» Work to complete:
Exactly repeat all the records below, omitting the images they hold.

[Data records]
++++++++++
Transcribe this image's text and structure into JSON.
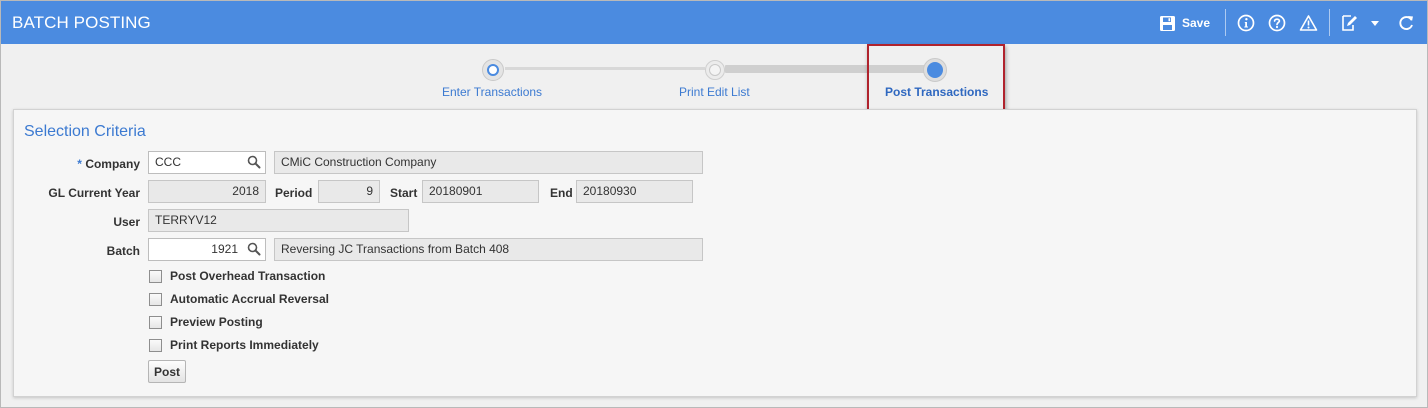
{
  "header": {
    "title": "BATCH POSTING",
    "save_label": "Save",
    "icons": [
      "save-icon",
      "info-icon",
      "help-icon",
      "warning-icon",
      "edit-icon",
      "chevron-down-icon",
      "refresh-icon"
    ]
  },
  "train": {
    "steps": [
      {
        "label": "Enter Transactions",
        "state": "visited"
      },
      {
        "label": "Print Edit List",
        "state": "visited"
      },
      {
        "label": "Post Transactions",
        "state": "current"
      }
    ]
  },
  "form": {
    "section_title": "Selection Criteria",
    "company": {
      "required_mark": "*",
      "label": "Company",
      "value": "CCC",
      "description": "CMiC Construction Company"
    },
    "gl_year": {
      "label": "GL Current Year",
      "value": "2018"
    },
    "period": {
      "label": "Period",
      "value": "9"
    },
    "start": {
      "label": "Start",
      "value": "20180901"
    },
    "end": {
      "label": "End",
      "value": "20180930"
    },
    "user": {
      "label": "User",
      "value": "TERRYV12"
    },
    "batch": {
      "label": "Batch",
      "value": "1921",
      "description": "Reversing JC Transactions from Batch 408"
    },
    "checkboxes": [
      {
        "label": "Post Overhead Transaction",
        "checked": false
      },
      {
        "label": "Automatic Accrual Reversal",
        "checked": false
      },
      {
        "label": "Preview Posting",
        "checked": false
      },
      {
        "label": "Print Reports Immediately",
        "checked": false
      }
    ],
    "post_button": "Post"
  },
  "colors": {
    "accent": "#4b8be0",
    "link": "#3c7ad1",
    "highlight": "#b0232d"
  }
}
++++++++++
» Finished exercise:
Transcribe this image's text and structure into JSON.
{
  "header": {
    "title": "BATCH POSTING",
    "save_label": "Save",
    "icons": [
      "save-icon",
      "info-icon",
      "help-icon",
      "warning-icon",
      "edit-icon",
      "chevron-down-icon",
      "refresh-icon"
    ]
  },
  "train": {
    "steps": [
      {
        "label": "Enter Transactions",
        "state": "visited"
      },
      {
        "label": "Print Edit List",
        "state": "visited"
      },
      {
        "label": "Post Transactions",
        "state": "current"
      }
    ]
  },
  "form": {
    "section_title": "Selection Criteria",
    "company": {
      "required_mark": "*",
      "label": "Company",
      "value": "CCC",
      "description": "CMiC Construction Company"
    },
    "gl_year": {
      "label": "GL Current Year",
      "value": "2018"
    },
    "period": {
      "label": "Period",
      "value": "9"
    },
    "start": {
      "label": "Start",
      "value": "20180901"
    },
    "end": {
      "label": "End",
      "value": "20180930"
    },
    "user": {
      "label": "User",
      "value": "TERRYV12"
    },
    "batch": {
      "label": "Batch",
      "value": "1921",
      "description": "Reversing JC Transactions from Batch 408"
    },
    "checkboxes": [
      {
        "label": "Post Overhead Transaction",
        "checked": false
      },
      {
        "label": "Automatic Accrual Reversal",
        "checked": false
      },
      {
        "label": "Preview Posting",
        "checked": false
      },
      {
        "label": "Print Reports Immediately",
        "checked": false
      }
    ],
    "post_button": "Post"
  },
  "colors": {
    "accent": "#4b8be0",
    "link": "#3c7ad1",
    "highlight": "#b0232d"
  }
}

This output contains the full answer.